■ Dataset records
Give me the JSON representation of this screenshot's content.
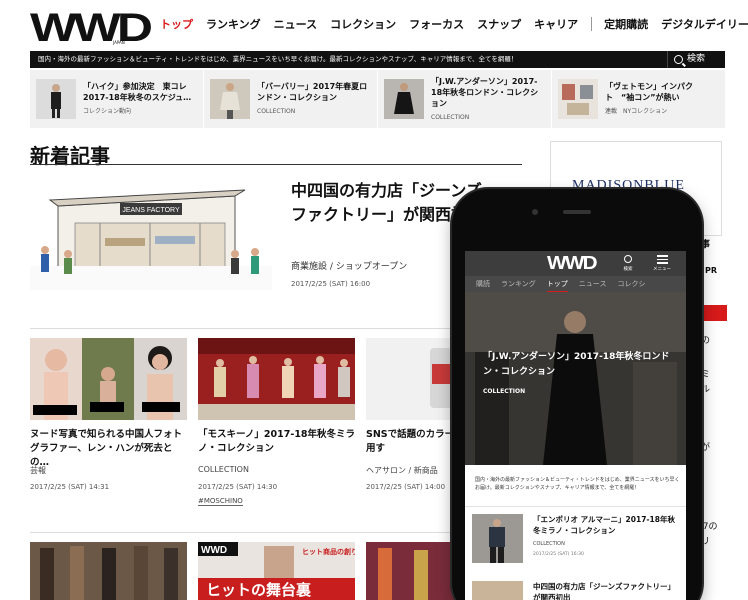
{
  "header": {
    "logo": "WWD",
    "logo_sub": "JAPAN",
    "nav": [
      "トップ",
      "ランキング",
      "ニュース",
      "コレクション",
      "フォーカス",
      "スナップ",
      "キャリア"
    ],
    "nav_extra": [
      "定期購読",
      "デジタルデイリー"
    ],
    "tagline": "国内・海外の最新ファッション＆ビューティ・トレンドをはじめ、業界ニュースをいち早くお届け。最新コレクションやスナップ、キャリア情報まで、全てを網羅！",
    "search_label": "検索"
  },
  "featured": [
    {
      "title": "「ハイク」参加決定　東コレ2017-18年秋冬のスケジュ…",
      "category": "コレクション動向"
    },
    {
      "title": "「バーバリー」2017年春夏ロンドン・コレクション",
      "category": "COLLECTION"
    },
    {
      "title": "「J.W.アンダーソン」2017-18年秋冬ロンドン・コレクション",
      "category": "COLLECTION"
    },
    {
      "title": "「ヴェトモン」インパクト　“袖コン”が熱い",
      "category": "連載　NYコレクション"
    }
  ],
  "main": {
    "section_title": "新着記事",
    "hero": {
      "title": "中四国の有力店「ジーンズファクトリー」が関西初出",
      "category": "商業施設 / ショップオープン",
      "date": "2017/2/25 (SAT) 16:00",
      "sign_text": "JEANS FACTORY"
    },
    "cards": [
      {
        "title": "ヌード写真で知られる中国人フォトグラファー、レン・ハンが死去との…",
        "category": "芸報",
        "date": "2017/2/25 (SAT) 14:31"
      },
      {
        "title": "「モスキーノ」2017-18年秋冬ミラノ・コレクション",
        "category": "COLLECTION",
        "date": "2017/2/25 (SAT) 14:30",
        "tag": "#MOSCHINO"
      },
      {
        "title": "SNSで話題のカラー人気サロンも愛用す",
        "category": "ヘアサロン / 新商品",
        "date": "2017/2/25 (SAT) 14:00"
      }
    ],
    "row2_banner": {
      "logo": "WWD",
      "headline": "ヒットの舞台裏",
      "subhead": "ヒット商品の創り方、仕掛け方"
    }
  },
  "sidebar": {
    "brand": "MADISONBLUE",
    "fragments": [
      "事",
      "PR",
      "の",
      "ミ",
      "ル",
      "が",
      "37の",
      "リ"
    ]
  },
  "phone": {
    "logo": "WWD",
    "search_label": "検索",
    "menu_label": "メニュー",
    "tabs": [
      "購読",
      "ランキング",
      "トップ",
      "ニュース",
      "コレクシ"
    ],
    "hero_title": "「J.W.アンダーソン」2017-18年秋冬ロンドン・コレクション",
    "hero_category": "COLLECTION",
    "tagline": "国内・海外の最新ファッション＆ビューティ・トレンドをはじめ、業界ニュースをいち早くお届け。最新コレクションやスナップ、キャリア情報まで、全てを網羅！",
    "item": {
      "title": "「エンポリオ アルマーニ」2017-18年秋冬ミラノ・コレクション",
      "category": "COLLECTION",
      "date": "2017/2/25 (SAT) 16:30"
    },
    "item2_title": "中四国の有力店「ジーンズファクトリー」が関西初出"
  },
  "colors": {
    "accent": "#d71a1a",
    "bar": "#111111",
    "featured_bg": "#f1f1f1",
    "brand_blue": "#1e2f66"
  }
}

--

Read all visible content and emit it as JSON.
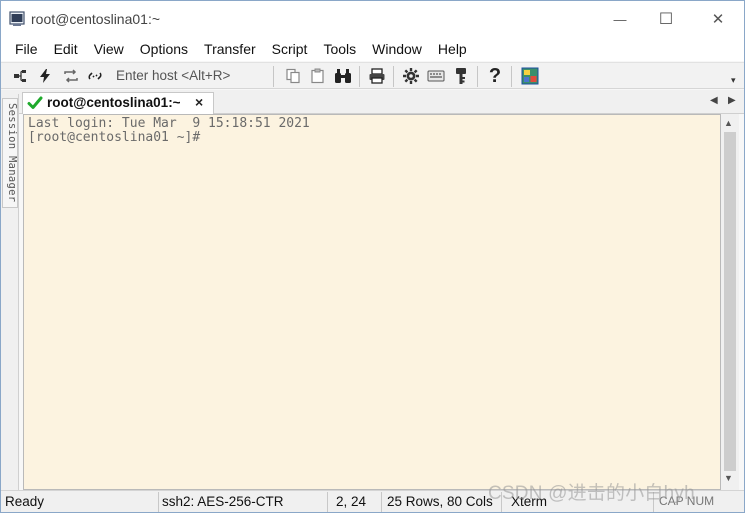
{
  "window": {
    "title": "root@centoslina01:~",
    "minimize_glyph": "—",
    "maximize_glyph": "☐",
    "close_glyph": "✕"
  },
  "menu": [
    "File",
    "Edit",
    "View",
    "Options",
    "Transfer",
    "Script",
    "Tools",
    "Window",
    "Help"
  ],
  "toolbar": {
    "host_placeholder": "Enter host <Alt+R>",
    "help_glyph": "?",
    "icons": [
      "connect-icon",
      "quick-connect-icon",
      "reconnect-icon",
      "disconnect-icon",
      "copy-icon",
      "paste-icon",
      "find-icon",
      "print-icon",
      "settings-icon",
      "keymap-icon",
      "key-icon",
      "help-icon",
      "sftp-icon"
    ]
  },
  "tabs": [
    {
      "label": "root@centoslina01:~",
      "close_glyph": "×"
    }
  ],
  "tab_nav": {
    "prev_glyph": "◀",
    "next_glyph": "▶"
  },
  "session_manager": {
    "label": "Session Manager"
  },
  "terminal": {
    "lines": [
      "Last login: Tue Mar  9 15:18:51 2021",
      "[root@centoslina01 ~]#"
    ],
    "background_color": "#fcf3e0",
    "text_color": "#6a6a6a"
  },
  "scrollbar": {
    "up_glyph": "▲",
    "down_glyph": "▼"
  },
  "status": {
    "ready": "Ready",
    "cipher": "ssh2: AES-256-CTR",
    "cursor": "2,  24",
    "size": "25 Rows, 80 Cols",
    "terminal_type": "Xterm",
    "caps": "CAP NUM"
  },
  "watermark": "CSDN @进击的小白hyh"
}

■ WORK INSTRUCTIONS
Extract every line containing the string "date" from the material.

■ THE RESPONSE
      "date": "2017/2/25 (SAT) 16:00",
        "date": "2017/2/25 (SAT) 14:31"
        "date": "2017/2/25 (SAT) 14:30",
        "date": "2017/2/25 (SAT) 14:00"
      "date": "2017/2/25 (SAT) 16:30"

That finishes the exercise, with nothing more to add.